━━ Supplied entries ━━

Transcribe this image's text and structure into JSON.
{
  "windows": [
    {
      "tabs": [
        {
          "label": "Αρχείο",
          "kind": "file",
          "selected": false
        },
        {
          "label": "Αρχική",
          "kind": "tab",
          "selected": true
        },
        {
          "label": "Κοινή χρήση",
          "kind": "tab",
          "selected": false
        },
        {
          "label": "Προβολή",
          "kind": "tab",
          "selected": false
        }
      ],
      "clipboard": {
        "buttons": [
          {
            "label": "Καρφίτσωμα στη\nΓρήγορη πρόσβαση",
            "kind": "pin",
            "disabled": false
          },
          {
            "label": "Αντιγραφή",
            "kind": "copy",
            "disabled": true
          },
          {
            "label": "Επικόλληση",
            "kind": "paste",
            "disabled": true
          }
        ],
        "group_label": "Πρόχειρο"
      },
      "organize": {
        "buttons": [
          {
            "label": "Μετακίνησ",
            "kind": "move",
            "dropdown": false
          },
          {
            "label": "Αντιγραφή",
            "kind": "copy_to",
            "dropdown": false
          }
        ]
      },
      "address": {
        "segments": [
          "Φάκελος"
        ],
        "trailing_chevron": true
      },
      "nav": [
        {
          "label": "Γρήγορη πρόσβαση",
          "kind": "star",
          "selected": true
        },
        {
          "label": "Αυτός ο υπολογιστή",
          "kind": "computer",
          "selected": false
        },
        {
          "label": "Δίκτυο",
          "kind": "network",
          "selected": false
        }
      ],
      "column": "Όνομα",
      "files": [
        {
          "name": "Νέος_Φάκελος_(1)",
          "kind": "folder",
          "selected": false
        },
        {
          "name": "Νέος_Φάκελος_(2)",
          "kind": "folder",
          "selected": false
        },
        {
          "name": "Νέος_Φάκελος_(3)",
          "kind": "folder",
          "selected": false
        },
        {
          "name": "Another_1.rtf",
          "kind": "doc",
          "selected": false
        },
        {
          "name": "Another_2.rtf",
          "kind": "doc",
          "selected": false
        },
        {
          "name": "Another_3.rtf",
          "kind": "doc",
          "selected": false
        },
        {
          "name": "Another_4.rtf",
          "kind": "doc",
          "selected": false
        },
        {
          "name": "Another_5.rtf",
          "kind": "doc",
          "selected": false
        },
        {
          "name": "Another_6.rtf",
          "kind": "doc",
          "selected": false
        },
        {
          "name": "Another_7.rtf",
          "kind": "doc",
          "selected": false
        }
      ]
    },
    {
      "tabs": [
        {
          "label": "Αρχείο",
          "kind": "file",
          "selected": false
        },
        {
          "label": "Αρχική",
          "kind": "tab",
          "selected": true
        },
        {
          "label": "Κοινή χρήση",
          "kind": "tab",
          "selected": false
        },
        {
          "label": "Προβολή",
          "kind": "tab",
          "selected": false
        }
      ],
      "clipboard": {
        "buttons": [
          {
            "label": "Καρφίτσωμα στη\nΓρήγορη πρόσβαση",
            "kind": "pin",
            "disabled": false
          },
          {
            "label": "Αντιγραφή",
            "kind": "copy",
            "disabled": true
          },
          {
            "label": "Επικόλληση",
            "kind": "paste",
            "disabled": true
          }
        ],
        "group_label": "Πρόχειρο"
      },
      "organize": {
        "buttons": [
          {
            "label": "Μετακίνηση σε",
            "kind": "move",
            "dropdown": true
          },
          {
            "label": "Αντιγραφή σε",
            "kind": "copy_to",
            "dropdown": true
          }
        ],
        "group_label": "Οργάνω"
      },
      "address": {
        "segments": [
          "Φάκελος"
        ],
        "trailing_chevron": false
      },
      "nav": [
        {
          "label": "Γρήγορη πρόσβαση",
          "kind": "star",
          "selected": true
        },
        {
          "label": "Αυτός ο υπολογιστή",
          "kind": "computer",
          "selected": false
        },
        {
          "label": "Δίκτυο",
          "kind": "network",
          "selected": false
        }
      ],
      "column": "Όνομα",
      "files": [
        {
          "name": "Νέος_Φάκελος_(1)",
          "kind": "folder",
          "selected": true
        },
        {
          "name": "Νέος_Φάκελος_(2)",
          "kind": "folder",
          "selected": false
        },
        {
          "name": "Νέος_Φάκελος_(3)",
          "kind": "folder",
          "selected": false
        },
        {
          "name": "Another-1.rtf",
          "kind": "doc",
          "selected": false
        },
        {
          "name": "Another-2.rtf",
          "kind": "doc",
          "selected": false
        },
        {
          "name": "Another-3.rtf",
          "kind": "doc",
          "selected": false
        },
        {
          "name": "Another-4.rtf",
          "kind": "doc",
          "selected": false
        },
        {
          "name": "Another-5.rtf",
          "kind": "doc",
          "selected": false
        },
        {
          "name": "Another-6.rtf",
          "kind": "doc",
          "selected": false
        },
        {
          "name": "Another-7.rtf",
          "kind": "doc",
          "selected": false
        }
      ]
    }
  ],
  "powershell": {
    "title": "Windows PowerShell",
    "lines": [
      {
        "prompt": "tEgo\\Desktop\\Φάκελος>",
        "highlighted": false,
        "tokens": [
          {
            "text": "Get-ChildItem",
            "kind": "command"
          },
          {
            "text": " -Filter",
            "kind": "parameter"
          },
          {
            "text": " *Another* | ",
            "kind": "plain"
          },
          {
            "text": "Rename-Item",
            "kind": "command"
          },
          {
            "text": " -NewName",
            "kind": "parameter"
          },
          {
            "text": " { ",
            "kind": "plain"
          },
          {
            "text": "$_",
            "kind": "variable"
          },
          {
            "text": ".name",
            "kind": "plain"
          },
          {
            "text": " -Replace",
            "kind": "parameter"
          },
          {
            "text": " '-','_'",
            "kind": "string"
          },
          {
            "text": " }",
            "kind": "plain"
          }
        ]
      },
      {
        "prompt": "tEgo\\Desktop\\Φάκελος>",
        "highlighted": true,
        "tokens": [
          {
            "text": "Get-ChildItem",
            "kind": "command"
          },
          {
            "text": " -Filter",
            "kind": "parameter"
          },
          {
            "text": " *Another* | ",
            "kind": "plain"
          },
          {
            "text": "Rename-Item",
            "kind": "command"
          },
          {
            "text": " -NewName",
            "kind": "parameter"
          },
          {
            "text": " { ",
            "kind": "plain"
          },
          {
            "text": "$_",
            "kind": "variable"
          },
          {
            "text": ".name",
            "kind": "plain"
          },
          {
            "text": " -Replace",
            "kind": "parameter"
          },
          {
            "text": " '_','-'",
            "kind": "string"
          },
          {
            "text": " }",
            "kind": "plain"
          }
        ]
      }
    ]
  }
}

━━━

What the task requires: Print the entries exactly. Include every one.

Result for this task:
Transcribe this image's text and structure into JSON.
{
  "windows": [
    {
      "tabs": [
        {
          "label": "Αρχείο",
          "kind": "file",
          "selected": false
        },
        {
          "label": "Αρχική",
          "kind": "tab",
          "selected": true
        },
        {
          "label": "Κοινή χρήση",
          "kind": "tab",
          "selected": false
        },
        {
          "label": "Προβολή",
          "kind": "tab",
          "selected": false
        }
      ],
      "clipboard": {
        "buttons": [
          {
            "label": "Καρφίτσωμα στη\nΓρήγορη πρόσβαση",
            "kind": "pin",
            "disabled": false
          },
          {
            "label": "Αντιγραφή",
            "kind": "copy",
            "disabled": true
          },
          {
            "label": "Επικόλληση",
            "kind": "paste",
            "disabled": true
          }
        ],
        "group_label": "Πρόχειρο"
      },
      "organize": {
        "buttons": [
          {
            "label": "Μετακίνησ",
            "kind": "move",
            "dropdown": false
          },
          {
            "label": "Αντιγραφή",
            "kind": "copy_to",
            "dropdown": false
          }
        ]
      },
      "address": {
        "segments": [
          "Φάκελος"
        ],
        "trailing_chevron": true
      },
      "nav": [
        {
          "label": "Γρήγορη πρόσβαση",
          "kind": "star",
          "selected": true
        },
        {
          "label": "Αυτός ο υπολογιστή",
          "kind": "computer",
          "selected": false
        },
        {
          "label": "Δίκτυο",
          "kind": "network",
          "selected": false
        }
      ],
      "column": "Όνομα",
      "files": [
        {
          "name": "Νέος_Φάκελος_(1)",
          "kind": "folder",
          "selected": false
        },
        {
          "name": "Νέος_Φάκελος_(2)",
          "kind": "folder",
          "selected": false
        },
        {
          "name": "Νέος_Φάκελος_(3)",
          "kind": "folder",
          "selected": false
        },
        {
          "name": "Another_1.rtf",
          "kind": "doc",
          "selected": false
        },
        {
          "name": "Another_2.rtf",
          "kind": "doc",
          "selected": false
        },
        {
          "name": "Another_3.rtf",
          "kind": "doc",
          "selected": false
        },
        {
          "name": "Another_4.rtf",
          "kind": "doc",
          "selected": false
        },
        {
          "name": "Another_5.rtf",
          "kind": "doc",
          "selected": false
        },
        {
          "name": "Another_6.rtf",
          "kind": "doc",
          "selected": false
        },
        {
          "name": "Another_7.rtf",
          "kind": "doc",
          "selected": false
        }
      ]
    },
    {
      "tabs": [
        {
          "label": "Αρχείο",
          "kind": "file",
          "selected": false
        },
        {
          "label": "Αρχική",
          "kind": "tab",
          "selected": true
        },
        {
          "label": "Κοινή χρήση",
          "kind": "tab",
          "selected": false
        },
        {
          "label": "Προβολή",
          "kind": "tab",
          "selected": false
        }
      ],
      "clipboard": {
        "buttons": [
          {
            "label": "Καρφίτσωμα στη\nΓρήγορη πρόσβαση",
            "kind": "pin",
            "disabled": false
          },
          {
            "label": "Αντιγραφή",
            "kind": "copy",
            "disabled": true
          },
          {
            "label": "Επικόλληση",
            "kind": "paste",
            "disabled": true
          }
        ],
        "group_label": "Πρόχειρο"
      },
      "organize": {
        "buttons": [
          {
            "label": "Μετακίνηση σε",
            "kind": "move",
            "dropdown": true
          },
          {
            "label": "Αντιγραφή σε",
            "kind": "copy_to",
            "dropdown": true
          }
        ],
        "group_label": "Οργάνω"
      },
      "address": {
        "segments": [
          "Φάκελος"
        ],
        "trailing_chevron": false
      },
      "nav": [
        {
          "label": "Γρήγορη πρόσβαση",
          "kind": "star",
          "selected": true
        },
        {
          "label": "Αυτός ο υπολογιστή",
          "kind": "computer",
          "selected": false
        },
        {
          "label": "Δίκτυο",
          "kind": "network",
          "selected": false
        }
      ],
      "column": "Όνομα",
      "files": [
        {
          "name": "Νέος_Φάκελος_(1)",
          "kind": "folder",
          "selected": true
        },
        {
          "name": "Νέος_Φάκελος_(2)",
          "kind": "folder",
          "selected": false
        },
        {
          "name": "Νέος_Φάκελος_(3)",
          "kind": "folder",
          "selected": false
        },
        {
          "name": "Another-1.rtf",
          "kind": "doc",
          "selected": false
        },
        {
          "name": "Another-2.rtf",
          "kind": "doc",
          "selected": false
        },
        {
          "name": "Another-3.rtf",
          "kind": "doc",
          "selected": false
        },
        {
          "name": "Another-4.rtf",
          "kind": "doc",
          "selected": false
        },
        {
          "name": "Another-5.rtf",
          "kind": "doc",
          "selected": false
        },
        {
          "name": "Another-6.rtf",
          "kind": "doc",
          "selected": false
        },
        {
          "name": "Another-7.rtf",
          "kind": "doc",
          "selected": false
        }
      ]
    }
  ],
  "powershell": {
    "title": "Windows PowerShell",
    "lines": [
      {
        "prompt": "tEgo\\Desktop\\Φάκελος>",
        "highlighted": false,
        "tokens": [
          {
            "text": "Get-ChildItem",
            "kind": "command"
          },
          {
            "text": " -Filter",
            "kind": "parameter"
          },
          {
            "text": " *Another* | ",
            "kind": "plain"
          },
          {
            "text": "Rename-Item",
            "kind": "command"
          },
          {
            "text": " -NewName",
            "kind": "parameter"
          },
          {
            "text": " { ",
            "kind": "plain"
          },
          {
            "text": "$_",
            "kind": "variable"
          },
          {
            "text": ".name",
            "kind": "plain"
          },
          {
            "text": " -Replace",
            "kind": "parameter"
          },
          {
            "text": " '-','_'",
            "kind": "string"
          },
          {
            "text": " }",
            "kind": "plain"
          }
        ]
      },
      {
        "prompt": "tEgo\\Desktop\\Φάκελος>",
        "highlighted": true,
        "tokens": [
          {
            "text": "Get-ChildItem",
            "kind": "command"
          },
          {
            "text": " -Filter",
            "kind": "parameter"
          },
          {
            "text": " *Another* | ",
            "kind": "plain"
          },
          {
            "text": "Rename-Item",
            "kind": "command"
          },
          {
            "text": " -NewName",
            "kind": "parameter"
          },
          {
            "text": " { ",
            "kind": "plain"
          },
          {
            "text": "$_",
            "kind": "variable"
          },
          {
            "text": ".name",
            "kind": "plain"
          },
          {
            "text": " -Replace",
            "kind": "parameter"
          },
          {
            "text": " '_','-'",
            "kind": "string"
          },
          {
            "text": " }",
            "kind": "plain"
          }
        ]
      }
    ]
  }
}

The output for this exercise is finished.